Set task: What is needed here is an exact copy of every entry.

[Saved data entries]
++++

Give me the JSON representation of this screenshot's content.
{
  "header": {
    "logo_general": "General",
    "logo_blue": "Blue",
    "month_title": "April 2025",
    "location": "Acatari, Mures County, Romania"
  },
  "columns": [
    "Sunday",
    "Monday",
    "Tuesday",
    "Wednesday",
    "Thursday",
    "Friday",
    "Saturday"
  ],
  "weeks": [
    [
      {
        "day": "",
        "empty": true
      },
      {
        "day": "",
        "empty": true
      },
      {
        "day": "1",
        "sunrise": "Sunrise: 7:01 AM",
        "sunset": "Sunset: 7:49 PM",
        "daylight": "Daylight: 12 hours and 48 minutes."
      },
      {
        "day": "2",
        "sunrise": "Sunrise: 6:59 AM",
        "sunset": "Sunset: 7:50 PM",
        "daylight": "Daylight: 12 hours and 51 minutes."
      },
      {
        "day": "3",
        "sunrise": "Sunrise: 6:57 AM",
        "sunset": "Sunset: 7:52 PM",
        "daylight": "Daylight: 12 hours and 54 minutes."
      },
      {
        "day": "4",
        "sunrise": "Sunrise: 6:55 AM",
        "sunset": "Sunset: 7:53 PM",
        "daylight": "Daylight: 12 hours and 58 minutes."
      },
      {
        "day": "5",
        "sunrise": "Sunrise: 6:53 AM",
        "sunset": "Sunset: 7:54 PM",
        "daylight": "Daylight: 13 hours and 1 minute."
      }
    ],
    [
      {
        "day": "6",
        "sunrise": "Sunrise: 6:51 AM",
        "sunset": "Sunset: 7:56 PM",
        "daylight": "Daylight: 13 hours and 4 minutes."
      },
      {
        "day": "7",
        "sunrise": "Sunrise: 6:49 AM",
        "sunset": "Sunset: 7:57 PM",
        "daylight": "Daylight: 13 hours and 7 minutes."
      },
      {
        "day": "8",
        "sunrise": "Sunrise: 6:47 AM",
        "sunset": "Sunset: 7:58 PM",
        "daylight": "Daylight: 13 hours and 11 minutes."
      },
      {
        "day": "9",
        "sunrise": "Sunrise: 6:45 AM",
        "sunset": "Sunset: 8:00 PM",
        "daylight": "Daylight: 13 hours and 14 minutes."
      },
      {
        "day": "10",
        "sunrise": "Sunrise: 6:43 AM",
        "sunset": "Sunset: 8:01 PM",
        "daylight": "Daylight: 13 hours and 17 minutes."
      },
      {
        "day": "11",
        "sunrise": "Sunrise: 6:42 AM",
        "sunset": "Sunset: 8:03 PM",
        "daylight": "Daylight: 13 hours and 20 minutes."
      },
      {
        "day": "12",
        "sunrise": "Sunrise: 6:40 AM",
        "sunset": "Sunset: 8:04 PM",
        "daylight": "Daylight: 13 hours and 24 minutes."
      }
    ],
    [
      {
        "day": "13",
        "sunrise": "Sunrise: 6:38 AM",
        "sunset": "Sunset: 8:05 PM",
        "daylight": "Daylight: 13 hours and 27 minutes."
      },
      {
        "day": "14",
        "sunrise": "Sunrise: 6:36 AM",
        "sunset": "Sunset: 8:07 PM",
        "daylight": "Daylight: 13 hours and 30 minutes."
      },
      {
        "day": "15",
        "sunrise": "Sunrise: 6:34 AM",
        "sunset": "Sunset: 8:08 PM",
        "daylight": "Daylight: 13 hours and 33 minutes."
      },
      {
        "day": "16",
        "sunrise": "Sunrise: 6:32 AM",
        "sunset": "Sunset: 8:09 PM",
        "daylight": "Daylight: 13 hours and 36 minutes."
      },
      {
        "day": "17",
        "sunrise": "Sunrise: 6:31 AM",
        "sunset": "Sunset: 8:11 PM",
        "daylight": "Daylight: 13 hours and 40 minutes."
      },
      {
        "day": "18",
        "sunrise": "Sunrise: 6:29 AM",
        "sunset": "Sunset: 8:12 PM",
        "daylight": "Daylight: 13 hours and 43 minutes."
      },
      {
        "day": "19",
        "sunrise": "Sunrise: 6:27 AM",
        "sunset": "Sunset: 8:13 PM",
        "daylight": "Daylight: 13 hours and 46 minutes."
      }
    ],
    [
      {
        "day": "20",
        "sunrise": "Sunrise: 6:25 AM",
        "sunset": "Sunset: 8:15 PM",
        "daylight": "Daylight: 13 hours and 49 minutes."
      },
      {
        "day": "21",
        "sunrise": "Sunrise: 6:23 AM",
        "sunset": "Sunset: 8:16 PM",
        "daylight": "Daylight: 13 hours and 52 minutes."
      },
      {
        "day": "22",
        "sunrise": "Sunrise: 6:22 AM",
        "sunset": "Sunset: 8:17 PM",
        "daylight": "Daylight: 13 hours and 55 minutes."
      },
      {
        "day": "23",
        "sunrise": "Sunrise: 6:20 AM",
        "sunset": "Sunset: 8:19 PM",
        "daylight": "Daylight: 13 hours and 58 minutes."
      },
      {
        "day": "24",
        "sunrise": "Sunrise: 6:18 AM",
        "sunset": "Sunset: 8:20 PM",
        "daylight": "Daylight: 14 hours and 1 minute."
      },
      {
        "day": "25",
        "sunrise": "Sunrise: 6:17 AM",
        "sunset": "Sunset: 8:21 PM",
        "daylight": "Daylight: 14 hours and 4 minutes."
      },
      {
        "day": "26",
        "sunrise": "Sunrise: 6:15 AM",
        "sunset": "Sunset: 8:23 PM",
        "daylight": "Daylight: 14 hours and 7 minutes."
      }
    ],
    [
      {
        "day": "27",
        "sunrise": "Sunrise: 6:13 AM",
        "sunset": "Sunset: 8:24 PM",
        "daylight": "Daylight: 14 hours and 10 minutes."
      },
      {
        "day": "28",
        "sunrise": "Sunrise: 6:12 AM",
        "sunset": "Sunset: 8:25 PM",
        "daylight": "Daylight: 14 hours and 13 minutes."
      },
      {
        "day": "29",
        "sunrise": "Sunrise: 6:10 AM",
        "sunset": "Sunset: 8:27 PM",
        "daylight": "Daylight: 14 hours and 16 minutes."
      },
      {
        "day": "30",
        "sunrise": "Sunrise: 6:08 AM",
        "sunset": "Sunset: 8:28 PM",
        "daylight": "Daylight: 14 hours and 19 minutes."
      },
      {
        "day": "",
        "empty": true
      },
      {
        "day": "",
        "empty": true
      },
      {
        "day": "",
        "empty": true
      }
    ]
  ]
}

++++

Solution to this task:
Give me the JSON representation of this screenshot's content.
{
  "header": {
    "logo_general": "General",
    "logo_blue": "Blue",
    "month_title": "April 2025",
    "location": "Acatari, Mures County, Romania"
  },
  "columns": [
    "Sunday",
    "Monday",
    "Tuesday",
    "Wednesday",
    "Thursday",
    "Friday",
    "Saturday"
  ],
  "weeks": [
    [
      {
        "day": "",
        "empty": true
      },
      {
        "day": "",
        "empty": true
      },
      {
        "day": "1",
        "sunrise": "Sunrise: 7:01 AM",
        "sunset": "Sunset: 7:49 PM",
        "daylight": "Daylight: 12 hours and 48 minutes."
      },
      {
        "day": "2",
        "sunrise": "Sunrise: 6:59 AM",
        "sunset": "Sunset: 7:50 PM",
        "daylight": "Daylight: 12 hours and 51 minutes."
      },
      {
        "day": "3",
        "sunrise": "Sunrise: 6:57 AM",
        "sunset": "Sunset: 7:52 PM",
        "daylight": "Daylight: 12 hours and 54 minutes."
      },
      {
        "day": "4",
        "sunrise": "Sunrise: 6:55 AM",
        "sunset": "Sunset: 7:53 PM",
        "daylight": "Daylight: 12 hours and 58 minutes."
      },
      {
        "day": "5",
        "sunrise": "Sunrise: 6:53 AM",
        "sunset": "Sunset: 7:54 PM",
        "daylight": "Daylight: 13 hours and 1 minute."
      }
    ],
    [
      {
        "day": "6",
        "sunrise": "Sunrise: 6:51 AM",
        "sunset": "Sunset: 7:56 PM",
        "daylight": "Daylight: 13 hours and 4 minutes."
      },
      {
        "day": "7",
        "sunrise": "Sunrise: 6:49 AM",
        "sunset": "Sunset: 7:57 PM",
        "daylight": "Daylight: 13 hours and 7 minutes."
      },
      {
        "day": "8",
        "sunrise": "Sunrise: 6:47 AM",
        "sunset": "Sunset: 7:58 PM",
        "daylight": "Daylight: 13 hours and 11 minutes."
      },
      {
        "day": "9",
        "sunrise": "Sunrise: 6:45 AM",
        "sunset": "Sunset: 8:00 PM",
        "daylight": "Daylight: 13 hours and 14 minutes."
      },
      {
        "day": "10",
        "sunrise": "Sunrise: 6:43 AM",
        "sunset": "Sunset: 8:01 PM",
        "daylight": "Daylight: 13 hours and 17 minutes."
      },
      {
        "day": "11",
        "sunrise": "Sunrise: 6:42 AM",
        "sunset": "Sunset: 8:03 PM",
        "daylight": "Daylight: 13 hours and 20 minutes."
      },
      {
        "day": "12",
        "sunrise": "Sunrise: 6:40 AM",
        "sunset": "Sunset: 8:04 PM",
        "daylight": "Daylight: 13 hours and 24 minutes."
      }
    ],
    [
      {
        "day": "13",
        "sunrise": "Sunrise: 6:38 AM",
        "sunset": "Sunset: 8:05 PM",
        "daylight": "Daylight: 13 hours and 27 minutes."
      },
      {
        "day": "14",
        "sunrise": "Sunrise: 6:36 AM",
        "sunset": "Sunset: 8:07 PM",
        "daylight": "Daylight: 13 hours and 30 minutes."
      },
      {
        "day": "15",
        "sunrise": "Sunrise: 6:34 AM",
        "sunset": "Sunset: 8:08 PM",
        "daylight": "Daylight: 13 hours and 33 minutes."
      },
      {
        "day": "16",
        "sunrise": "Sunrise: 6:32 AM",
        "sunset": "Sunset: 8:09 PM",
        "daylight": "Daylight: 13 hours and 36 minutes."
      },
      {
        "day": "17",
        "sunrise": "Sunrise: 6:31 AM",
        "sunset": "Sunset: 8:11 PM",
        "daylight": "Daylight: 13 hours and 40 minutes."
      },
      {
        "day": "18",
        "sunrise": "Sunrise: 6:29 AM",
        "sunset": "Sunset: 8:12 PM",
        "daylight": "Daylight: 13 hours and 43 minutes."
      },
      {
        "day": "19",
        "sunrise": "Sunrise: 6:27 AM",
        "sunset": "Sunset: 8:13 PM",
        "daylight": "Daylight: 13 hours and 46 minutes."
      }
    ],
    [
      {
        "day": "20",
        "sunrise": "Sunrise: 6:25 AM",
        "sunset": "Sunset: 8:15 PM",
        "daylight": "Daylight: 13 hours and 49 minutes."
      },
      {
        "day": "21",
        "sunrise": "Sunrise: 6:23 AM",
        "sunset": "Sunset: 8:16 PM",
        "daylight": "Daylight: 13 hours and 52 minutes."
      },
      {
        "day": "22",
        "sunrise": "Sunrise: 6:22 AM",
        "sunset": "Sunset: 8:17 PM",
        "daylight": "Daylight: 13 hours and 55 minutes."
      },
      {
        "day": "23",
        "sunrise": "Sunrise: 6:20 AM",
        "sunset": "Sunset: 8:19 PM",
        "daylight": "Daylight: 13 hours and 58 minutes."
      },
      {
        "day": "24",
        "sunrise": "Sunrise: 6:18 AM",
        "sunset": "Sunset: 8:20 PM",
        "daylight": "Daylight: 14 hours and 1 minute."
      },
      {
        "day": "25",
        "sunrise": "Sunrise: 6:17 AM",
        "sunset": "Sunset: 8:21 PM",
        "daylight": "Daylight: 14 hours and 4 minutes."
      },
      {
        "day": "26",
        "sunrise": "Sunrise: 6:15 AM",
        "sunset": "Sunset: 8:23 PM",
        "daylight": "Daylight: 14 hours and 7 minutes."
      }
    ],
    [
      {
        "day": "27",
        "sunrise": "Sunrise: 6:13 AM",
        "sunset": "Sunset: 8:24 PM",
        "daylight": "Daylight: 14 hours and 10 minutes."
      },
      {
        "day": "28",
        "sunrise": "Sunrise: 6:12 AM",
        "sunset": "Sunset: 8:25 PM",
        "daylight": "Daylight: 14 hours and 13 minutes."
      },
      {
        "day": "29",
        "sunrise": "Sunrise: 6:10 AM",
        "sunset": "Sunset: 8:27 PM",
        "daylight": "Daylight: 14 hours and 16 minutes."
      },
      {
        "day": "30",
        "sunrise": "Sunrise: 6:08 AM",
        "sunset": "Sunset: 8:28 PM",
        "daylight": "Daylight: 14 hours and 19 minutes."
      },
      {
        "day": "",
        "empty": true
      },
      {
        "day": "",
        "empty": true
      },
      {
        "day": "",
        "empty": true
      }
    ]
  ]
}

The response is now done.